§ INPUT RECORDS:

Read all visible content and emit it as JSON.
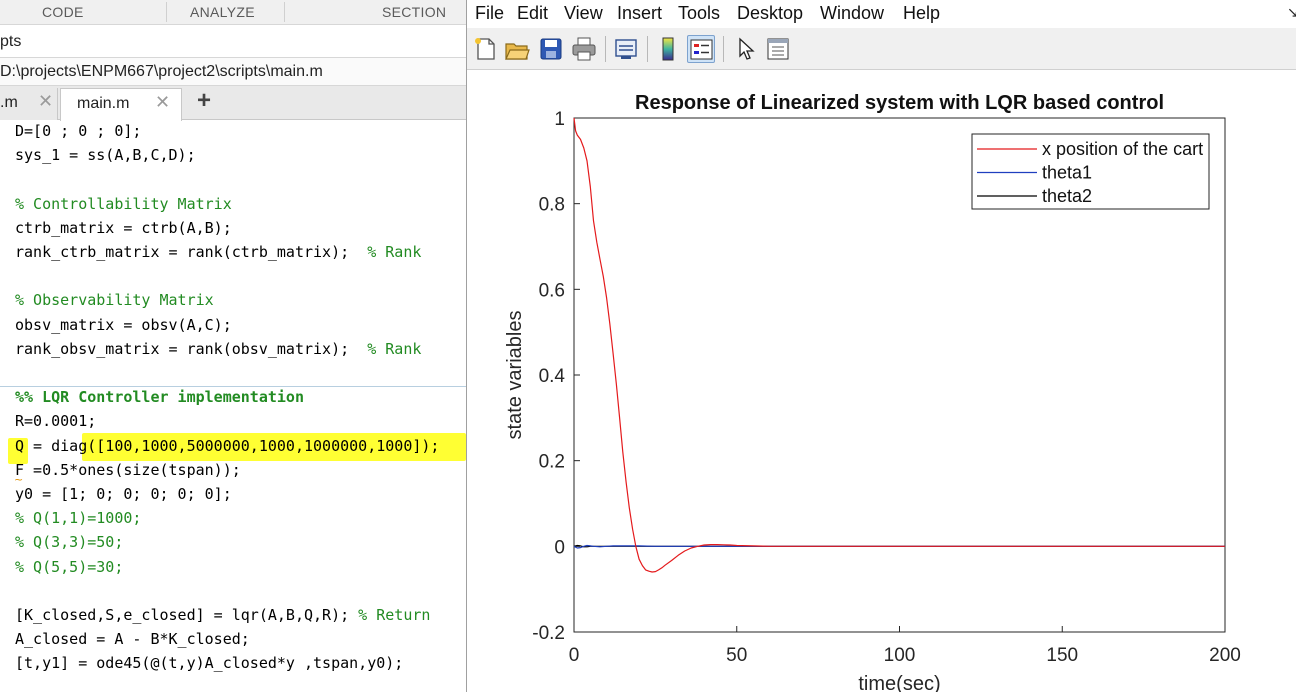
{
  "editor": {
    "toolstrip_tabs": [
      "CODE",
      "ANALYZE",
      "SECTION"
    ],
    "current_folder": "pts",
    "file_path": "D:\\projects\\ENPM667\\project2\\scripts\\main.m",
    "tabs": [
      {
        "label": ".m",
        "active": false
      },
      {
        "label": "main.m",
        "active": true
      }
    ],
    "add_tab": "+",
    "close_glyph": "✕",
    "code_lines": [
      {
        "text": "D=[0 ; 0 ; 0];",
        "style": "code"
      },
      {
        "text": "sys_1 = ss(A,B,C,D);",
        "style": "code"
      },
      {
        "text": "",
        "style": "code"
      },
      {
        "text": "% Controllability Matrix",
        "style": "comment"
      },
      {
        "text": "ctrb_matrix = ctrb(A,B);",
        "style": "code"
      },
      {
        "text": "rank_ctrb_matrix = rank(ctrb_matrix);  ",
        "comment": "% Rank",
        "style": "code"
      },
      {
        "text": "",
        "style": "code"
      },
      {
        "text": "% Observability Matrix",
        "style": "comment"
      },
      {
        "text": "obsv_matrix = obsv(A,C);",
        "style": "code"
      },
      {
        "text": "rank_obsv_matrix = rank(obsv_matrix);  ",
        "comment": "% Rank",
        "style": "code"
      },
      {
        "text": "",
        "style": "code"
      },
      {
        "text": "%% LQR Controller implementation",
        "style": "section"
      },
      {
        "text": "R=0.0001;",
        "style": "code"
      },
      {
        "text": "Q = diag([100,1000,5000000,1000,1000000,1000]);",
        "style": "code"
      },
      {
        "text": "F =0.5*ones(size(tspan));",
        "style": "code"
      },
      {
        "text": "y0 = [1; 0; 0; 0; 0; 0];",
        "style": "code"
      },
      {
        "text": "% Q(1,1)=1000;",
        "style": "comment"
      },
      {
        "text": "% Q(3,3)=50;",
        "style": "comment"
      },
      {
        "text": "% Q(5,5)=30;",
        "style": "comment"
      },
      {
        "text": "",
        "style": "code"
      },
      {
        "text": "[K_closed,S,e_closed] = lqr(A,B,Q,R); ",
        "comment": "% Return",
        "style": "code"
      },
      {
        "text": "A_closed = A - B*K_closed;",
        "style": "code"
      },
      {
        "text": "[t,y1] = ode45(@(t,y)A_closed*y ,tspan,y0);",
        "style": "code"
      }
    ]
  },
  "figure": {
    "menu": [
      "File",
      "Edit",
      "View",
      "Insert",
      "Tools",
      "Desktop",
      "Window",
      "Help"
    ],
    "menu_overflow": "↘",
    "toolbar": [
      {
        "name": "new-figure-icon"
      },
      {
        "name": "open-file-icon"
      },
      {
        "name": "save-icon"
      },
      {
        "name": "print-icon"
      },
      {
        "name": "link-plot-icon"
      },
      {
        "name": "insert-colorbar-icon"
      },
      {
        "name": "insert-legend-icon",
        "pressed": true
      },
      {
        "name": "edit-plot-arrow-icon"
      },
      {
        "name": "property-inspector-icon"
      }
    ]
  },
  "chart_data": {
    "type": "line",
    "title": "Response of Linearized system with LQR based control",
    "xlabel": "time(sec)",
    "ylabel": "state variables",
    "xlim": [
      0,
      200
    ],
    "ylim": [
      -0.2,
      1
    ],
    "xticks": [
      "0",
      "50",
      "100",
      "150",
      "200"
    ],
    "yticks": [
      "-0.2",
      "0",
      "0.2",
      "0.4",
      "0.6",
      "0.8",
      "1"
    ],
    "legend_position": "top-right",
    "grid": false,
    "series": [
      {
        "name": "x position of the cart",
        "color": "#e41a1c",
        "x": [
          0,
          0.5,
          1,
          2,
          3,
          4,
          5,
          6,
          7,
          8,
          9,
          10,
          11,
          12,
          13,
          14,
          15,
          16,
          17,
          18,
          19,
          20,
          21,
          22,
          23,
          24,
          25,
          26,
          27,
          28,
          30,
          32,
          34,
          36,
          38,
          40,
          42,
          44,
          46,
          48,
          50,
          55,
          60,
          70,
          80,
          100,
          200
        ],
        "y": [
          1.0,
          0.97,
          0.96,
          0.95,
          0.93,
          0.9,
          0.84,
          0.76,
          0.71,
          0.67,
          0.63,
          0.58,
          0.52,
          0.45,
          0.38,
          0.3,
          0.22,
          0.15,
          0.09,
          0.04,
          0.0,
          -0.03,
          -0.045,
          -0.055,
          -0.058,
          -0.06,
          -0.059,
          -0.055,
          -0.05,
          -0.044,
          -0.033,
          -0.021,
          -0.011,
          -0.004,
          0.0,
          0.003,
          0.004,
          0.004,
          0.0035,
          0.003,
          0.002,
          0.001,
          0.0,
          0.0,
          0.0,
          0.0,
          0.0
        ]
      },
      {
        "name": "theta1",
        "color": "#1f3fbf",
        "x": [
          0,
          1,
          2,
          3,
          4,
          5,
          6,
          8,
          10,
          12,
          15,
          20,
          25,
          30,
          40,
          60,
          100,
          200
        ],
        "y": [
          0.0,
          -0.004,
          -0.003,
          0.0,
          0.002,
          0.001,
          0.0,
          -0.001,
          0.0,
          0.001,
          0.001,
          0.001,
          0.0,
          0.0,
          0.0,
          0.0,
          0.0,
          0.0
        ]
      },
      {
        "name": "theta2",
        "color": "#000000",
        "x": [
          0,
          1,
          2,
          3,
          4,
          5,
          6,
          8,
          10,
          12,
          15,
          20,
          25,
          30,
          40,
          60,
          100,
          200
        ],
        "y": [
          0.0,
          0.002,
          0.001,
          -0.001,
          -0.001,
          0.0,
          0.0,
          0.0,
          0.0,
          0.0,
          0.0,
          0.0,
          0.0,
          0.0,
          0.0,
          0.0,
          0.0,
          0.0
        ]
      }
    ]
  }
}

§ EXERCISE OBJECTIVE: Can the entries above be repeated exactly, without their pictures?

§ SOLUTION:
Read all visible content and emit it as JSON.
{
  "editor": {
    "toolstrip_tabs": [
      "CODE",
      "ANALYZE",
      "SECTION"
    ],
    "current_folder": "pts",
    "file_path": "D:\\projects\\ENPM667\\project2\\scripts\\main.m",
    "tabs": [
      {
        "label": ".m",
        "active": false
      },
      {
        "label": "main.m",
        "active": true
      }
    ],
    "add_tab": "+",
    "close_glyph": "✕",
    "code_lines": [
      {
        "text": "D=[0 ; 0 ; 0];",
        "style": "code"
      },
      {
        "text": "sys_1 = ss(A,B,C,D);",
        "style": "code"
      },
      {
        "text": "",
        "style": "code"
      },
      {
        "text": "% Controllability Matrix",
        "style": "comment"
      },
      {
        "text": "ctrb_matrix = ctrb(A,B);",
        "style": "code"
      },
      {
        "text": "rank_ctrb_matrix = rank(ctrb_matrix);  ",
        "comment": "% Rank",
        "style": "code"
      },
      {
        "text": "",
        "style": "code"
      },
      {
        "text": "% Observability Matrix",
        "style": "comment"
      },
      {
        "text": "obsv_matrix = obsv(A,C);",
        "style": "code"
      },
      {
        "text": "rank_obsv_matrix = rank(obsv_matrix);  ",
        "comment": "% Rank",
        "style": "code"
      },
      {
        "text": "",
        "style": "code"
      },
      {
        "text": "%% LQR Controller implementation",
        "style": "section"
      },
      {
        "text": "R=0.0001;",
        "style": "code"
      },
      {
        "text": "Q = diag([100,1000,5000000,1000,1000000,1000]);",
        "style": "code"
      },
      {
        "text": "F =0.5*ones(size(tspan));",
        "style": "code"
      },
      {
        "text": "y0 = [1; 0; 0; 0; 0; 0];",
        "style": "code"
      },
      {
        "text": "% Q(1,1)=1000;",
        "style": "comment"
      },
      {
        "text": "% Q(3,3)=50;",
        "style": "comment"
      },
      {
        "text": "% Q(5,5)=30;",
        "style": "comment"
      },
      {
        "text": "",
        "style": "code"
      },
      {
        "text": "[K_closed,S,e_closed] = lqr(A,B,Q,R); ",
        "comment": "% Return",
        "style": "code"
      },
      {
        "text": "A_closed = A - B*K_closed;",
        "style": "code"
      },
      {
        "text": "[t,y1] = ode45(@(t,y)A_closed*y ,tspan,y0);",
        "style": "code"
      }
    ]
  },
  "figure": {
    "menu": [
      "File",
      "Edit",
      "View",
      "Insert",
      "Tools",
      "Desktop",
      "Window",
      "Help"
    ],
    "menu_overflow": "↘",
    "toolbar": [
      {
        "name": "new-figure-icon"
      },
      {
        "name": "open-file-icon"
      },
      {
        "name": "save-icon"
      },
      {
        "name": "print-icon"
      },
      {
        "name": "link-plot-icon"
      },
      {
        "name": "insert-colorbar-icon"
      },
      {
        "name": "insert-legend-icon",
        "pressed": true
      },
      {
        "name": "edit-plot-arrow-icon"
      },
      {
        "name": "property-inspector-icon"
      }
    ]
  },
  "chart_data": {
    "type": "line",
    "title": "Response of Linearized system with LQR based control",
    "xlabel": "time(sec)",
    "ylabel": "state variables",
    "xlim": [
      0,
      200
    ],
    "ylim": [
      -0.2,
      1
    ],
    "xticks": [
      "0",
      "50",
      "100",
      "150",
      "200"
    ],
    "yticks": [
      "-0.2",
      "0",
      "0.2",
      "0.4",
      "0.6",
      "0.8",
      "1"
    ],
    "legend_position": "top-right",
    "grid": false,
    "series": [
      {
        "name": "x position of the cart",
        "color": "#e41a1c",
        "x": [
          0,
          0.5,
          1,
          2,
          3,
          4,
          5,
          6,
          7,
          8,
          9,
          10,
          11,
          12,
          13,
          14,
          15,
          16,
          17,
          18,
          19,
          20,
          21,
          22,
          23,
          24,
          25,
          26,
          27,
          28,
          30,
          32,
          34,
          36,
          38,
          40,
          42,
          44,
          46,
          48,
          50,
          55,
          60,
          70,
          80,
          100,
          200
        ],
        "y": [
          1.0,
          0.97,
          0.96,
          0.95,
          0.93,
          0.9,
          0.84,
          0.76,
          0.71,
          0.67,
          0.63,
          0.58,
          0.52,
          0.45,
          0.38,
          0.3,
          0.22,
          0.15,
          0.09,
          0.04,
          0.0,
          -0.03,
          -0.045,
          -0.055,
          -0.058,
          -0.06,
          -0.059,
          -0.055,
          -0.05,
          -0.044,
          -0.033,
          -0.021,
          -0.011,
          -0.004,
          0.0,
          0.003,
          0.004,
          0.004,
          0.0035,
          0.003,
          0.002,
          0.001,
          0.0,
          0.0,
          0.0,
          0.0,
          0.0
        ]
      },
      {
        "name": "theta1",
        "color": "#1f3fbf",
        "x": [
          0,
          1,
          2,
          3,
          4,
          5,
          6,
          8,
          10,
          12,
          15,
          20,
          25,
          30,
          40,
          60,
          100,
          200
        ],
        "y": [
          0.0,
          -0.004,
          -0.003,
          0.0,
          0.002,
          0.001,
          0.0,
          -0.001,
          0.0,
          0.001,
          0.001,
          0.001,
          0.0,
          0.0,
          0.0,
          0.0,
          0.0,
          0.0
        ]
      },
      {
        "name": "theta2",
        "color": "#000000",
        "x": [
          0,
          1,
          2,
          3,
          4,
          5,
          6,
          8,
          10,
          12,
          15,
          20,
          25,
          30,
          40,
          60,
          100,
          200
        ],
        "y": [
          0.0,
          0.002,
          0.001,
          -0.001,
          -0.001,
          0.0,
          0.0,
          0.0,
          0.0,
          0.0,
          0.0,
          0.0,
          0.0,
          0.0,
          0.0,
          0.0,
          0.0,
          0.0
        ]
      }
    ]
  }
}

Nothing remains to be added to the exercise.